>> begin RAW DATA

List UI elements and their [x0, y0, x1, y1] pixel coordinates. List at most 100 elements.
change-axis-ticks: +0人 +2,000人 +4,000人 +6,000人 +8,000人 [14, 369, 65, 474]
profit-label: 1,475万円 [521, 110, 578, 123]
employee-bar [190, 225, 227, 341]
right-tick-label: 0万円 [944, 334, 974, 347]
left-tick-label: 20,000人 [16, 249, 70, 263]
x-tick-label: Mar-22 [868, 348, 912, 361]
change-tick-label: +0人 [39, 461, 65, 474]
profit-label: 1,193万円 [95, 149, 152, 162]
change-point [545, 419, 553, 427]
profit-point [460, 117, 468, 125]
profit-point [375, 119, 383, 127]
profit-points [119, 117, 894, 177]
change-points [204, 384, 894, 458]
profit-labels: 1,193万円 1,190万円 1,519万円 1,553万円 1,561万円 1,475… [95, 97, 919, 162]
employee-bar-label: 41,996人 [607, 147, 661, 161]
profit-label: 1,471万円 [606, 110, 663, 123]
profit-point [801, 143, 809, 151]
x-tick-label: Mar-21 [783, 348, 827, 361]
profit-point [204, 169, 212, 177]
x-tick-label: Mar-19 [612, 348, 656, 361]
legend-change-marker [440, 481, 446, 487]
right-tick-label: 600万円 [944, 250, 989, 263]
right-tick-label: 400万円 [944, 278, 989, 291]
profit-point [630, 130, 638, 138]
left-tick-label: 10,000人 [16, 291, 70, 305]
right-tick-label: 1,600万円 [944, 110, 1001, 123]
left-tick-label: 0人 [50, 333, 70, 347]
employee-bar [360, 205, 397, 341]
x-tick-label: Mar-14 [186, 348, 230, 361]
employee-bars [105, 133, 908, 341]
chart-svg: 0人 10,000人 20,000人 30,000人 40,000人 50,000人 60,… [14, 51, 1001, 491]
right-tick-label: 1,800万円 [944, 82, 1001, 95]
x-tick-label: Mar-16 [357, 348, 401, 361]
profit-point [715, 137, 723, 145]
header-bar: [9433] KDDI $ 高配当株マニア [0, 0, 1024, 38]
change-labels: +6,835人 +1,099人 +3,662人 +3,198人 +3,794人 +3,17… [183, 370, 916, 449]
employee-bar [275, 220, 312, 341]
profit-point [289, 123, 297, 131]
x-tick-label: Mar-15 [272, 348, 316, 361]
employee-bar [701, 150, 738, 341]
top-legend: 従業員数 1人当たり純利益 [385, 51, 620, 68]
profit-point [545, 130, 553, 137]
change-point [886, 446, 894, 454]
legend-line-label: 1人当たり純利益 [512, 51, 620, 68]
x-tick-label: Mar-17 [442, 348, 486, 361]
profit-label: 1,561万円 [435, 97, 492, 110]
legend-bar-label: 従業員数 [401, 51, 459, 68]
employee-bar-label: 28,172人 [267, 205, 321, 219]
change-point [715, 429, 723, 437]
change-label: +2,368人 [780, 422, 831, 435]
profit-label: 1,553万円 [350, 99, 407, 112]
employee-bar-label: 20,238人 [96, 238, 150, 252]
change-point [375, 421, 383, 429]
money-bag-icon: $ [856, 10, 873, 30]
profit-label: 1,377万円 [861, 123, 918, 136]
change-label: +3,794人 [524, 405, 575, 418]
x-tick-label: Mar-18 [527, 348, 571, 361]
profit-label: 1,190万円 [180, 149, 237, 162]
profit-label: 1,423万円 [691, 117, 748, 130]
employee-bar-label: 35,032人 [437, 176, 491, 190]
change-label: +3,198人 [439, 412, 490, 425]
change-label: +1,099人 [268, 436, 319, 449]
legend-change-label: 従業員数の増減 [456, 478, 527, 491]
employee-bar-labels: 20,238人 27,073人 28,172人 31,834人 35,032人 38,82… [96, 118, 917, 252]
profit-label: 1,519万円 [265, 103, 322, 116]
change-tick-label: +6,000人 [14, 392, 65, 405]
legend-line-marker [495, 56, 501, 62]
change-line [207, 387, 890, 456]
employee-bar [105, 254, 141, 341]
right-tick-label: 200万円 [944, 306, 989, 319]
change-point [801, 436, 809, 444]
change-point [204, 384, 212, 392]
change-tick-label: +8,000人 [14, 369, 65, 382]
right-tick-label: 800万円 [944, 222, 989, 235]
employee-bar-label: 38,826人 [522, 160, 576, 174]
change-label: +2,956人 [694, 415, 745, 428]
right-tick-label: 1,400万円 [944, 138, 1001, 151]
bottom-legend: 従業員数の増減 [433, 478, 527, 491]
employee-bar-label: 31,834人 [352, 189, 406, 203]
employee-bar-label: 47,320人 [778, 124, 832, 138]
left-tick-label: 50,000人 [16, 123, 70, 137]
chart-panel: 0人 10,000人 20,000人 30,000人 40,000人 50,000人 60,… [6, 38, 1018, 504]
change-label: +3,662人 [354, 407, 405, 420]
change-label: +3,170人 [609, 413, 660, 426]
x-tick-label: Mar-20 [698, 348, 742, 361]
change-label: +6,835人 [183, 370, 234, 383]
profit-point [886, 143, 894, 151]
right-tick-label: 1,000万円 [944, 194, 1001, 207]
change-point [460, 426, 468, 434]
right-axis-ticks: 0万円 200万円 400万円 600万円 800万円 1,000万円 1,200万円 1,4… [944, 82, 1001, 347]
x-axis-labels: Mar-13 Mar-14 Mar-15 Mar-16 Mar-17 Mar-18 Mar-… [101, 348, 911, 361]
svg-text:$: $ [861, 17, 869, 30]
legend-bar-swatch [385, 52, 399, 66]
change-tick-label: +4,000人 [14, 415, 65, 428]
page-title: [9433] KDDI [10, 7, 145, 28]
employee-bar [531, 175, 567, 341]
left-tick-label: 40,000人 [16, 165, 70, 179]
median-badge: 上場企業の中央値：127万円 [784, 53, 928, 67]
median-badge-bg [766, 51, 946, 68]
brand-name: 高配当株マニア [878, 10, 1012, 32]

>> end RAW DATA

Reproduce all of the data above line for line, with no changes.

RESPONSE
List UI elements and their [x0, y0, x1, y1] pixel coordinates. List at most 100 elements.
change-axis-ticks: +0人 +2,000人 +4,000人 +6,000人 +8,000人 [14, 369, 65, 474]
profit-label: 1,475万円 [521, 110, 578, 123]
employee-bar [190, 225, 227, 341]
right-tick-label: 0万円 [944, 334, 974, 347]
left-tick-label: 20,000人 [16, 249, 70, 263]
x-tick-label: Mar-22 [868, 348, 912, 361]
change-tick-label: +0人 [39, 461, 65, 474]
profit-label: 1,193万円 [95, 149, 152, 162]
change-point [545, 419, 553, 427]
profit-point [460, 117, 468, 125]
profit-point [375, 119, 383, 127]
profit-points [119, 117, 894, 177]
change-points [204, 384, 894, 458]
profit-labels: 1,193万円 1,190万円 1,519万円 1,553万円 1,561万円 1,475… [95, 97, 919, 162]
employee-bar-label: 41,996人 [607, 147, 661, 161]
profit-label: 1,471万円 [606, 110, 663, 123]
profit-point [801, 143, 809, 151]
x-tick-label: Mar-21 [783, 348, 827, 361]
profit-point [204, 169, 212, 177]
x-tick-label: Mar-19 [612, 348, 656, 361]
legend-change-marker [440, 481, 446, 487]
right-tick-label: 600万円 [944, 250, 989, 263]
right-tick-label: 400万円 [944, 278, 989, 291]
profit-point [630, 130, 638, 138]
left-tick-label: 10,000人 [16, 291, 70, 305]
right-tick-label: 1,600万円 [944, 110, 1001, 123]
left-tick-label: 0人 [50, 333, 70, 347]
employee-bar [360, 205, 397, 341]
x-tick-label: Mar-14 [186, 348, 230, 361]
employee-bars [105, 133, 908, 341]
chart-svg: 0人 10,000人 20,000人 30,000人 40,000人 50,000人 60,… [14, 51, 1001, 491]
right-tick-label: 1,800万円 [944, 82, 1001, 95]
x-tick-label: Mar-16 [357, 348, 401, 361]
profit-point [715, 137, 723, 145]
header-bar: [9433] KDDI $ 高配当株マニア [0, 0, 1024, 38]
change-labels: +6,835人 +1,099人 +3,662人 +3,198人 +3,794人 +3,17… [183, 370, 916, 449]
employee-bar [275, 220, 312, 341]
profit-point [289, 123, 297, 131]
x-tick-label: Mar-15 [272, 348, 316, 361]
employee-bar [701, 150, 738, 341]
top-legend: 従業員数 1人当たり純利益 [385, 51, 620, 68]
profit-point [545, 130, 553, 137]
change-point [886, 446, 894, 454]
legend-line-label: 1人当たり純利益 [512, 51, 620, 68]
x-tick-label: Mar-17 [442, 348, 486, 361]
profit-label: 1,561万円 [435, 97, 492, 110]
legend-bar-label: 従業員数 [401, 51, 459, 68]
employee-bar-label: 28,172人 [267, 205, 321, 219]
change-point [715, 429, 723, 437]
change-label: +2,368人 [780, 422, 831, 435]
profit-label: 1,553万円 [350, 99, 407, 112]
employee-bar-label: 20,238人 [96, 238, 150, 252]
change-point [375, 421, 383, 429]
money-bag-icon: $ [856, 10, 873, 30]
profit-label: 1,377万円 [861, 123, 918, 136]
change-label: +3,794人 [524, 405, 575, 418]
x-tick-label: Mar-18 [527, 348, 571, 361]
profit-label: 1,190万円 [180, 149, 237, 162]
profit-label: 1,423万円 [691, 117, 748, 130]
employee-bar-label: 35,032人 [437, 176, 491, 190]
change-label: +3,198人 [439, 412, 490, 425]
change-label: +1,099人 [268, 436, 319, 449]
legend-change-label: 従業員数の増減 [456, 478, 527, 491]
employee-bar-labels: 20,238人 27,073人 28,172人 31,834人 35,032人 38,82… [96, 118, 917, 252]
profit-label: 1,519万円 [265, 103, 322, 116]
change-tick-label: +6,000人 [14, 392, 65, 405]
legend-line-marker [495, 56, 501, 62]
change-line [207, 387, 890, 456]
employee-bar [105, 254, 141, 341]
right-tick-label: 200万円 [944, 306, 989, 319]
change-point [801, 436, 809, 444]
change-point [204, 384, 212, 392]
change-tick-label: +8,000人 [14, 369, 65, 382]
right-tick-label: 800万円 [944, 222, 989, 235]
employee-bar-label: 38,826人 [522, 160, 576, 174]
change-label: +2,956人 [694, 415, 745, 428]
right-tick-label: 1,400万円 [944, 138, 1001, 151]
bottom-legend: 従業員数の増減 [433, 478, 527, 491]
employee-bar-label: 31,834人 [352, 189, 406, 203]
employee-bar-label: 47,320人 [778, 124, 832, 138]
left-tick-label: 50,000人 [16, 123, 70, 137]
chart-panel: 0人 10,000人 20,000人 30,000人 40,000人 50,000人 60,… [6, 38, 1018, 504]
change-label: +3,662人 [354, 407, 405, 420]
change-label: +3,170人 [609, 413, 660, 426]
x-tick-label: Mar-20 [698, 348, 742, 361]
change-label: +6,835人 [183, 370, 234, 383]
profit-point [886, 143, 894, 151]
right-tick-label: 1,000万円 [944, 194, 1001, 207]
change-point [460, 426, 468, 434]
right-axis-ticks: 0万円 200万円 400万円 600万円 800万円 1,000万円 1,200万円 1,4… [944, 82, 1001, 347]
x-axis-labels: Mar-13 Mar-14 Mar-15 Mar-16 Mar-17 Mar-18 Mar-… [101, 348, 911, 361]
svg-text:$: $ [861, 17, 869, 30]
legend-bar-swatch [385, 52, 399, 66]
change-tick-label: +4,000人 [14, 415, 65, 428]
page-title: [9433] KDDI [10, 7, 145, 28]
employee-bar [531, 175, 567, 341]
left-tick-label: 40,000人 [16, 165, 70, 179]
median-badge: 上場企業の中央値：127万円 [784, 53, 928, 67]
median-badge-bg [766, 51, 946, 68]
brand-name: 高配当株マニア [878, 10, 1012, 32]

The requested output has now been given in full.